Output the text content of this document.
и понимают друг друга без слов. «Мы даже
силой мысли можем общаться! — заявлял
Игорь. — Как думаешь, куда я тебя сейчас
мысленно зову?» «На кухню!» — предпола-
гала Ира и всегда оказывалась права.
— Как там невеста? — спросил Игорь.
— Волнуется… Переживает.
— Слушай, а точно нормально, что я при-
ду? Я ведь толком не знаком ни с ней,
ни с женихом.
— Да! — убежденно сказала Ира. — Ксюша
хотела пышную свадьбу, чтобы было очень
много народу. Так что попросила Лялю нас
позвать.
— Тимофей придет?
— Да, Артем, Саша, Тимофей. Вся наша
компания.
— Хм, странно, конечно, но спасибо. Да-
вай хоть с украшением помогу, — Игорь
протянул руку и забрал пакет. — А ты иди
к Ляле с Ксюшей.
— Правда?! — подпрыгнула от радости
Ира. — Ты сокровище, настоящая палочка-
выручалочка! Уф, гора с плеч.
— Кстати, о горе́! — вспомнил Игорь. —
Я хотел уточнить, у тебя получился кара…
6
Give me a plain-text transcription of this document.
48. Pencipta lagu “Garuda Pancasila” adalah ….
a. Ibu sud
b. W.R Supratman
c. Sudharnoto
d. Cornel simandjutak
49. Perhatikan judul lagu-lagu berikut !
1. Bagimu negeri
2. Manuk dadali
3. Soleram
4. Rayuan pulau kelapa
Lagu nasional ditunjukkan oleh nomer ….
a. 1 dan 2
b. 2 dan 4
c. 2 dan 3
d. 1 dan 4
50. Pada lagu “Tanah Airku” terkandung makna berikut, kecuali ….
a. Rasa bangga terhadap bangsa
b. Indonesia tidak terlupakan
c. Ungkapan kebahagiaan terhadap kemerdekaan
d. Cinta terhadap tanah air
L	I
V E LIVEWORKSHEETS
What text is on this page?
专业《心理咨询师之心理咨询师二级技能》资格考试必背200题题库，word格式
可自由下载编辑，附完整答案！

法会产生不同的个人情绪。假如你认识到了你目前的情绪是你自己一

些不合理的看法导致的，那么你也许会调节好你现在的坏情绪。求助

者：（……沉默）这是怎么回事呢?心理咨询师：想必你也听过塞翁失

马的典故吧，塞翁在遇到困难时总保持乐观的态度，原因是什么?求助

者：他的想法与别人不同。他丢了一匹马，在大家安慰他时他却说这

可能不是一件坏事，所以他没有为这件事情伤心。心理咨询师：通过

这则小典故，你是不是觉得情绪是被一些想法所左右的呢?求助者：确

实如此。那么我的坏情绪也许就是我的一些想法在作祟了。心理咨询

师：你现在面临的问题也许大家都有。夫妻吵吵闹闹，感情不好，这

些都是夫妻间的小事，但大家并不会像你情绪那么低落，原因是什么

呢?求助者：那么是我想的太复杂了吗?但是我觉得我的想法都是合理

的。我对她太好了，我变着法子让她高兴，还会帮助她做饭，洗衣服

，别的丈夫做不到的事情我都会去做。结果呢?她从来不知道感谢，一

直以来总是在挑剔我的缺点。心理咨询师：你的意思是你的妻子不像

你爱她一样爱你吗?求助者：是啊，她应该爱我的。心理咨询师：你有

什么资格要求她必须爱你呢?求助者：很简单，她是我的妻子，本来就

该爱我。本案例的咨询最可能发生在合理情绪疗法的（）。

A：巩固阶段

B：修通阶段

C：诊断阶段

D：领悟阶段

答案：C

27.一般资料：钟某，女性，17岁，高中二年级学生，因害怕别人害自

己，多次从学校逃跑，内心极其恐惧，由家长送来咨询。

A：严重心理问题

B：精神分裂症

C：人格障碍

§ Instruction
Write out, word for word, the line containing "What text is on this page?" and every line after it to the end of the data above.

§ Written solution
What text is on this page?
专业《心理咨询师之心理咨询师二级技能》资格考试必背200题题库，word格式
可自由下载编辑，附完整答案！

法会产生不同的个人情绪。假如你认识到了你目前的情绪是你自己一

些不合理的看法导致的，那么你也许会调节好你现在的坏情绪。求助

者：（……沉默）这是怎么回事呢?心理咨询师：想必你也听过塞翁失

马的典故吧，塞翁在遇到困难时总保持乐观的态度，原因是什么?求助

者：他的想法与别人不同。他丢了一匹马，在大家安慰他时他却说这

可能不是一件坏事，所以他没有为这件事情伤心。心理咨询师：通过

这则小典故，你是不是觉得情绪是被一些想法所左右的呢?求助者：确

实如此。那么我的坏情绪也许就是我的一些想法在作祟了。心理咨询

师：你现在面临的问题也许大家都有。夫妻吵吵闹闹，感情不好，这

些都是夫妻间的小事，但大家并不会像你情绪那么低落，原因是什么

呢?求助者：那么是我想的太复杂了吗?但是我觉得我的想法都是合理

的。我对她太好了，我变着法子让她高兴，还会帮助她做饭，洗衣服

，别的丈夫做不到的事情我都会去做。结果呢?她从来不知道感谢，一

直以来总是在挑剔我的缺点。心理咨询师：你的意思是你的妻子不像

你爱她一样爱你吗?求助者：是啊，她应该爱我的。心理咨询师：你有

什么资格要求她必须爱你呢?求助者：很简单，她是我的妻子，本来就

该爱我。本案例的咨询最可能发生在合理情绪疗法的（）。

A：巩固阶段

B：修通阶段

C：诊断阶段

D：领悟阶段

答案：C

27.一般资料：钟某，女性，17岁，高中二年级学生，因害怕别人害自

己，多次从学校逃跑，内心极其恐惧，由家长送来咨询。

A：严重心理问题

B：精神分裂症

C：人格障碍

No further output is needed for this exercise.